§ **Prompt**
Wherever the word "structured" shows up in a line, please copy that line.

——————————

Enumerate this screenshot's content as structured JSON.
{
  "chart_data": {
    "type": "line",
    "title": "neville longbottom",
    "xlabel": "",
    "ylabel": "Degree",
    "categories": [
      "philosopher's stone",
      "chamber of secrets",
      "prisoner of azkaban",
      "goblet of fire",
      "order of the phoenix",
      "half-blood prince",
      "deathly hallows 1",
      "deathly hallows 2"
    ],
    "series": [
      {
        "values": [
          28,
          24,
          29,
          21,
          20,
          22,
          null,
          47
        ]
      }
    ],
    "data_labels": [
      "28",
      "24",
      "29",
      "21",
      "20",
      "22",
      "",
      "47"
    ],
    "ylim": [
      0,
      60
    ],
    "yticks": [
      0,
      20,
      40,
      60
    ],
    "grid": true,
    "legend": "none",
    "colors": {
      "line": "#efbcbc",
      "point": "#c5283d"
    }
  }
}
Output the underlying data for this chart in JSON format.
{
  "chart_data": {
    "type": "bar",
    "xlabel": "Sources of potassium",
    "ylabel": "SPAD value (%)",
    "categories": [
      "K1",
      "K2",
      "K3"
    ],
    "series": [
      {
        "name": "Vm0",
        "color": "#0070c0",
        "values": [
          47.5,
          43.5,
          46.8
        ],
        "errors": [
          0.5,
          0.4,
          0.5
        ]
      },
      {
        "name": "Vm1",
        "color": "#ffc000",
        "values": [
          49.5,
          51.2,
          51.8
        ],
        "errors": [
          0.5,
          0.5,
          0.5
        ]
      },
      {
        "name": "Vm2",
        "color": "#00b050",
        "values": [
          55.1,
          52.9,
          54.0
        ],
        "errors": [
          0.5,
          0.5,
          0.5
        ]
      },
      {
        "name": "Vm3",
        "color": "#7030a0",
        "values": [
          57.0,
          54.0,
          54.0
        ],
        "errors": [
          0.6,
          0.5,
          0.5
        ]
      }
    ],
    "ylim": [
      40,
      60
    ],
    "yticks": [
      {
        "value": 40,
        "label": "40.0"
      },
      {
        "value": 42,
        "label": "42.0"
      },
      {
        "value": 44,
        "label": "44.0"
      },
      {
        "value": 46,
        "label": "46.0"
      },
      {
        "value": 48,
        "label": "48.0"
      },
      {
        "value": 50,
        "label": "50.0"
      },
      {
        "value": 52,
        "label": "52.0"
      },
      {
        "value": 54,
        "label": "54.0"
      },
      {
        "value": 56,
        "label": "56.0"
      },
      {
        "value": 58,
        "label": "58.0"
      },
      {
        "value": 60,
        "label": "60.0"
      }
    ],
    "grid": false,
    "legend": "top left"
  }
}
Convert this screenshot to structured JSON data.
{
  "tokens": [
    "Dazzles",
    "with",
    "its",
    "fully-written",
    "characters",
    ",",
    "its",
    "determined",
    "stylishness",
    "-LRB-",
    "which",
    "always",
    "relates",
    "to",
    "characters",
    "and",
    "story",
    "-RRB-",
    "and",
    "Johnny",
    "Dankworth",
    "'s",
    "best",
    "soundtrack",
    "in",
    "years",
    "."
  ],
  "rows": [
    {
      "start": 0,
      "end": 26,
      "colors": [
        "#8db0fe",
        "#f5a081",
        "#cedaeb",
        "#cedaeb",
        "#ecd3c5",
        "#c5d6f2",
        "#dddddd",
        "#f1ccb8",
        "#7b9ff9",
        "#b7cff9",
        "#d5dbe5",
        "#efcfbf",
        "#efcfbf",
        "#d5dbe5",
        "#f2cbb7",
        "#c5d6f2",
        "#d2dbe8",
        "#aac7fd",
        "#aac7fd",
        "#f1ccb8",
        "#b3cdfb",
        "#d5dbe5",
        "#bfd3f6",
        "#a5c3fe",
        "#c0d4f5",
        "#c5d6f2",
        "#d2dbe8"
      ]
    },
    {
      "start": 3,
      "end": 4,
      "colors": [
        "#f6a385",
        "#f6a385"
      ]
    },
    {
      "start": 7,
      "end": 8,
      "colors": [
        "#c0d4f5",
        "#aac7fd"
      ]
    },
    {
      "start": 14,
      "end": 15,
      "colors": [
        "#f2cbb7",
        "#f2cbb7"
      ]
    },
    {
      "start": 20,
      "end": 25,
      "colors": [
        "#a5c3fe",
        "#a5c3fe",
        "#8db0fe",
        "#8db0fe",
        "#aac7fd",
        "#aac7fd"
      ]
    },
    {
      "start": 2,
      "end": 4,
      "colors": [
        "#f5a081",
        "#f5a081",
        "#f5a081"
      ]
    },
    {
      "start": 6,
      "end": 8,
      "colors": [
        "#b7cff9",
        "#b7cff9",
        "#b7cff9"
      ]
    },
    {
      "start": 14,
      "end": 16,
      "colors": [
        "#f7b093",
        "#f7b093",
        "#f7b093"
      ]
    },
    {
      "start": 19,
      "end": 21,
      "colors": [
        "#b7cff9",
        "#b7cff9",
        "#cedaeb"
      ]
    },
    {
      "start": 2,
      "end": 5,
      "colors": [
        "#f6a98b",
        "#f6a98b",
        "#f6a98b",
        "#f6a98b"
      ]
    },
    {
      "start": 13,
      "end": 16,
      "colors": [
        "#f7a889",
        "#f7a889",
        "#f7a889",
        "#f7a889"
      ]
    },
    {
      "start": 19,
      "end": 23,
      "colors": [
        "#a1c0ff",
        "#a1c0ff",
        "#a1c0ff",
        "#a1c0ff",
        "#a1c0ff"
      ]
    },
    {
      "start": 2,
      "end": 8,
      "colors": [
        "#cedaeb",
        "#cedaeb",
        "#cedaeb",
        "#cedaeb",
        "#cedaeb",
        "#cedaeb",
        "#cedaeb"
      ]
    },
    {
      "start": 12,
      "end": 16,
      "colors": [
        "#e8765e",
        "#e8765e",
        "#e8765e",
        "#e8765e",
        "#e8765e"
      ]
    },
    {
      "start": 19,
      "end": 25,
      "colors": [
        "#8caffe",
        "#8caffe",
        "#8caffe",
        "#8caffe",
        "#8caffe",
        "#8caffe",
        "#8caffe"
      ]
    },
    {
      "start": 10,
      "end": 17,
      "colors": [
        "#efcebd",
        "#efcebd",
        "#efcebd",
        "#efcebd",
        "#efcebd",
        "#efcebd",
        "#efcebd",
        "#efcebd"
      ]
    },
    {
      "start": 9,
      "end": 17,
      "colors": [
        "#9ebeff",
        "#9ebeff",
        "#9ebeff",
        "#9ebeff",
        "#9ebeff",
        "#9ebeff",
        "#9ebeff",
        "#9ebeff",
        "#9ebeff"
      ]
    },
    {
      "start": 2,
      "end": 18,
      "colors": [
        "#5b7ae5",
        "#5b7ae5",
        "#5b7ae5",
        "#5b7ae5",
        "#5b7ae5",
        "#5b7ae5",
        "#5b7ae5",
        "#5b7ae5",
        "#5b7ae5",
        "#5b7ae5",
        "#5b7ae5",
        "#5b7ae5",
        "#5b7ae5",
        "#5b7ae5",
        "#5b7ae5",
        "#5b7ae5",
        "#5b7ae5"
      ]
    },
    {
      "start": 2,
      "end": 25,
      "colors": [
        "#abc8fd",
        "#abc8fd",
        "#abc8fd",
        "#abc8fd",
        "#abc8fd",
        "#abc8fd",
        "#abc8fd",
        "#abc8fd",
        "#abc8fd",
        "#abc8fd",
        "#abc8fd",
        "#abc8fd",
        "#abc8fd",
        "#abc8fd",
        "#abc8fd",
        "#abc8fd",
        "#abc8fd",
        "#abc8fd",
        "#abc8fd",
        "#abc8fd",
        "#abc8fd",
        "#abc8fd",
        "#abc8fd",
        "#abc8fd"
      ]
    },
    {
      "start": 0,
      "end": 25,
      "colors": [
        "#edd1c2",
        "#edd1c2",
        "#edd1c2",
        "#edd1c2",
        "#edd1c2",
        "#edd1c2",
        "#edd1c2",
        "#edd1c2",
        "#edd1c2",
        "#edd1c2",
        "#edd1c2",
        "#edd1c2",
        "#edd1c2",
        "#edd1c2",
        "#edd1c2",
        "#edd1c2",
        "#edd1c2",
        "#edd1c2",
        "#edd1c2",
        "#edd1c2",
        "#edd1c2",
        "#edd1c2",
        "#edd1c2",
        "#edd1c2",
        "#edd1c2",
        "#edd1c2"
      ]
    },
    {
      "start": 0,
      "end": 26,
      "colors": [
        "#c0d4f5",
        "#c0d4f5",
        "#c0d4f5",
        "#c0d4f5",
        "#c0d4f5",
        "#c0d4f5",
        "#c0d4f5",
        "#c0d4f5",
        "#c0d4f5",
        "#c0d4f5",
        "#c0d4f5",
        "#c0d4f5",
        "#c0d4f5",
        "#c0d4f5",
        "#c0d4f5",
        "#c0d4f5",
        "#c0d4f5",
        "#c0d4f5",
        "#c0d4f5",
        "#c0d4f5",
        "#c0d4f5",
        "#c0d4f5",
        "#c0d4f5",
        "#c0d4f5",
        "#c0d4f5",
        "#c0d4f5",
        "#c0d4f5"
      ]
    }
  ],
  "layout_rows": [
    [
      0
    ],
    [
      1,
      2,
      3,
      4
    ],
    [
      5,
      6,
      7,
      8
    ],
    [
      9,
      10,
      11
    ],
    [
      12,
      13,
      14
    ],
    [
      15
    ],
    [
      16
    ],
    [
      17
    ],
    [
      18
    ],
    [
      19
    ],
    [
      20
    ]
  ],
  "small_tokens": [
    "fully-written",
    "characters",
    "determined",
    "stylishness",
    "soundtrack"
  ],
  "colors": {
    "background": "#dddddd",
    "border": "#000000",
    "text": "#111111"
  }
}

——————————

§ **Response**
Enumerate this screenshot's content as structured JSON.
Convert this screenshot to structured JSON data.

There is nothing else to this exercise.